* _Given exercise_: Copy out the entries word for word, everything from the first line down through the line containing "Circle shape <box>156 101 184 129</box>", both ends included.

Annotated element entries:
-- start --

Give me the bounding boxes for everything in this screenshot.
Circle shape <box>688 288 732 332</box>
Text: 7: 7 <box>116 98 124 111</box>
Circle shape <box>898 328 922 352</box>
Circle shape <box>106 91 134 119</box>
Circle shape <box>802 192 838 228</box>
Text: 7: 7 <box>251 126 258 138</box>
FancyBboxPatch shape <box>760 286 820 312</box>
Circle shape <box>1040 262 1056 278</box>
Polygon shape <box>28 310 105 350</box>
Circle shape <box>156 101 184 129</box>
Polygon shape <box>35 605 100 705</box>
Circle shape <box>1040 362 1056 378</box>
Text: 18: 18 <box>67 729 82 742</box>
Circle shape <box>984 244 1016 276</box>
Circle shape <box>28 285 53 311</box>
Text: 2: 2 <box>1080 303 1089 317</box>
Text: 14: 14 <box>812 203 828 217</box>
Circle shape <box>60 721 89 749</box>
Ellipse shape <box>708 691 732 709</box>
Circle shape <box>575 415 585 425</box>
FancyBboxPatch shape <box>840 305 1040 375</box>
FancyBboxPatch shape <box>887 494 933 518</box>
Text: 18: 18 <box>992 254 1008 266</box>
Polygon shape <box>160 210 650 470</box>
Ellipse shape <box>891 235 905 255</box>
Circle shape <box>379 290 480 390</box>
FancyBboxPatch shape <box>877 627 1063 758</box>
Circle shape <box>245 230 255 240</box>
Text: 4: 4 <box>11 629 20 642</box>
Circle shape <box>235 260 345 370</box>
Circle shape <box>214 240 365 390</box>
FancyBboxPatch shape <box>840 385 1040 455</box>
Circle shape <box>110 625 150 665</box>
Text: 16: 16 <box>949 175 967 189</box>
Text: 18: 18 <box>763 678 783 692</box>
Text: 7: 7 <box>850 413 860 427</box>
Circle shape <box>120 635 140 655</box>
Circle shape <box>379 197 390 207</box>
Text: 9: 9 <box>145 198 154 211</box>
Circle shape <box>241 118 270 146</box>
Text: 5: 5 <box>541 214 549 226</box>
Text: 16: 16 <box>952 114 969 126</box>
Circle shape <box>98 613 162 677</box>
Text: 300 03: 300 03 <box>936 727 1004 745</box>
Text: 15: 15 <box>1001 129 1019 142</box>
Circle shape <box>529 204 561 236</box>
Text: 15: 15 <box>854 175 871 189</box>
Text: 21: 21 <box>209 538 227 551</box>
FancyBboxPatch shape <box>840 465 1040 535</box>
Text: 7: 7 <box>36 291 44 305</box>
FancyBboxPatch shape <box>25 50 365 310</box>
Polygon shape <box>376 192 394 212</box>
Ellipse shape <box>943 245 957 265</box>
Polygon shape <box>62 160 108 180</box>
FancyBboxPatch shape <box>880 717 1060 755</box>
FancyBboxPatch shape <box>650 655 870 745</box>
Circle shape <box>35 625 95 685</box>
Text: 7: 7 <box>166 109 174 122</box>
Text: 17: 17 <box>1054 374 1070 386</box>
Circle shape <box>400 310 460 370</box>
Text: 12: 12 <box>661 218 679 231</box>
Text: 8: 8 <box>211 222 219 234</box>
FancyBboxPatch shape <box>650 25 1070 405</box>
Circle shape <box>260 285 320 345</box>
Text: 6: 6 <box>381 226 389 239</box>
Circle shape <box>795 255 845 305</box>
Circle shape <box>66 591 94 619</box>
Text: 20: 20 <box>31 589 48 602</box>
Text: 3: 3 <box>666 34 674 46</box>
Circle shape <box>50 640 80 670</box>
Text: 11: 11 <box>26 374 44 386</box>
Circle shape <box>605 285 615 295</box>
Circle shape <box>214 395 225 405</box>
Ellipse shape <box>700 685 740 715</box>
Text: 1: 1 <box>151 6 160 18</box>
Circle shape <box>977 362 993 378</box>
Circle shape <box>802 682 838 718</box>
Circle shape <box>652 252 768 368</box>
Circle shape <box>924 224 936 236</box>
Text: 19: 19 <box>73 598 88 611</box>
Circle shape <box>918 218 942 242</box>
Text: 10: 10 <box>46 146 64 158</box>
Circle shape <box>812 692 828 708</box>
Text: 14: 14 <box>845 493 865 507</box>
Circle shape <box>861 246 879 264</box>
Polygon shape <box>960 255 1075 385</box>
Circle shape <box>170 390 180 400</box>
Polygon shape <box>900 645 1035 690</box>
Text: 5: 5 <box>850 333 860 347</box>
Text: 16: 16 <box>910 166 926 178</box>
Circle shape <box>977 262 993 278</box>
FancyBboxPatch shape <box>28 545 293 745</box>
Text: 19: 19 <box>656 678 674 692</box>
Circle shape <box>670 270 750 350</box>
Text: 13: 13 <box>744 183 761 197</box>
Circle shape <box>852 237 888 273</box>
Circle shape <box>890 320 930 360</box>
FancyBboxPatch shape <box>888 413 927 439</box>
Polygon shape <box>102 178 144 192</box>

-- end --

* _Exercise answer_:
Give me the bounding boxes for everything in this screenshot.
Circle shape <box>688 288 732 332</box>
Text: 7: 7 <box>116 98 124 111</box>
Circle shape <box>898 328 922 352</box>
Circle shape <box>106 91 134 119</box>
Circle shape <box>802 192 838 228</box>
Text: 7: 7 <box>251 126 258 138</box>
FancyBboxPatch shape <box>760 286 820 312</box>
Circle shape <box>1040 262 1056 278</box>
Polygon shape <box>28 310 105 350</box>
Circle shape <box>156 101 184 129</box>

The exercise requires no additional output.